**Exercise**
Count the lines below that contain "content". Give only the number.

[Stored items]
========================

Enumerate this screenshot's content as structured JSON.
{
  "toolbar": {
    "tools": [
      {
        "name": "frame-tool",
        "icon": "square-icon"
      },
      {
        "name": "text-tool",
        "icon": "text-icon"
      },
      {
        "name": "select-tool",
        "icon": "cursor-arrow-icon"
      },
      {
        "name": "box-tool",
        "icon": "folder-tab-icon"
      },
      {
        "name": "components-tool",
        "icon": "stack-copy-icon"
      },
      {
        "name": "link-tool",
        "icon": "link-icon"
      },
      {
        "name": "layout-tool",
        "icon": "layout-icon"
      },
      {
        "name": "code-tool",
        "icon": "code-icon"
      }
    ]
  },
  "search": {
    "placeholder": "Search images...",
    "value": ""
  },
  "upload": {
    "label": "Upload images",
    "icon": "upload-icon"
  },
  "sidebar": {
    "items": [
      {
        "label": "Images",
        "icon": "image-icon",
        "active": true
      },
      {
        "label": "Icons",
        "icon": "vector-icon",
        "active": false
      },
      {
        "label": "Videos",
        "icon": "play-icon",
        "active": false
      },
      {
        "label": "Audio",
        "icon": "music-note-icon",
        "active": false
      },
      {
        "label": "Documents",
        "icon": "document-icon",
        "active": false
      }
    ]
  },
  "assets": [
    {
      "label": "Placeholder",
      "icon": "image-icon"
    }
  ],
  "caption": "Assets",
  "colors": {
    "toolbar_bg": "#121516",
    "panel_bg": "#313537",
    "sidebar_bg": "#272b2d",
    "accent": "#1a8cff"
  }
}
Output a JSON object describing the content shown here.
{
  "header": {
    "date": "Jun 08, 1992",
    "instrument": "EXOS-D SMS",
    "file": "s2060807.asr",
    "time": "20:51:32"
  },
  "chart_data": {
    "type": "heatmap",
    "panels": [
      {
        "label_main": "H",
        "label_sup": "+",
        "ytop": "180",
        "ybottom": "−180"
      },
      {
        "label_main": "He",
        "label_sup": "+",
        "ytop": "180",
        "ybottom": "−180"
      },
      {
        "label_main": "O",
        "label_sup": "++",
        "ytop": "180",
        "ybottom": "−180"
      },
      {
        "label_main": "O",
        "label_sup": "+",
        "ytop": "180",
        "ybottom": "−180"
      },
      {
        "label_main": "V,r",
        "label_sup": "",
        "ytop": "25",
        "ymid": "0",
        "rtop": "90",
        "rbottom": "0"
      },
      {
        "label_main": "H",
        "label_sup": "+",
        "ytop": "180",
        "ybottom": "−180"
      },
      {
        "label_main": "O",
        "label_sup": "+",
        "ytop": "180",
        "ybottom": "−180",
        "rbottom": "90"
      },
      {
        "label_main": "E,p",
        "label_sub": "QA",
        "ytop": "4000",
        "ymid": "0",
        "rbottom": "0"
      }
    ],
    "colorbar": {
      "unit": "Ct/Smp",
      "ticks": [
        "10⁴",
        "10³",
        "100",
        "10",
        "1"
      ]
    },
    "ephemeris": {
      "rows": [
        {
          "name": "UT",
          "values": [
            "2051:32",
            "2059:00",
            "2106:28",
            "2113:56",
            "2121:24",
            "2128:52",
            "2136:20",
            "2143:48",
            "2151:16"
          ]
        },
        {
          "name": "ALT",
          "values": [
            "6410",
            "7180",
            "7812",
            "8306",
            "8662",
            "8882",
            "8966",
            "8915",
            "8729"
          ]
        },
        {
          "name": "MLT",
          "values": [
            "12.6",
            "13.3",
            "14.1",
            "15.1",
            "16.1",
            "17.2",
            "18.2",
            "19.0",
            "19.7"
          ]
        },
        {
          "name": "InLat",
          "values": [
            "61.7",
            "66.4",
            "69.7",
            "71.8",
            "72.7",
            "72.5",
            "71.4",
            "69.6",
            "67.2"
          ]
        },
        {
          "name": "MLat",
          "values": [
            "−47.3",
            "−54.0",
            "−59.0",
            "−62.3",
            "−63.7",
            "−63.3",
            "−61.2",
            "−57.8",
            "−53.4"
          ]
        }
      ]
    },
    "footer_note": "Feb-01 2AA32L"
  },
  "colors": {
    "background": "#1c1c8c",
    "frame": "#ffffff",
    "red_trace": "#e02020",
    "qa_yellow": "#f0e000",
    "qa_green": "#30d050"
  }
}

========================

**Response to this exercise**
2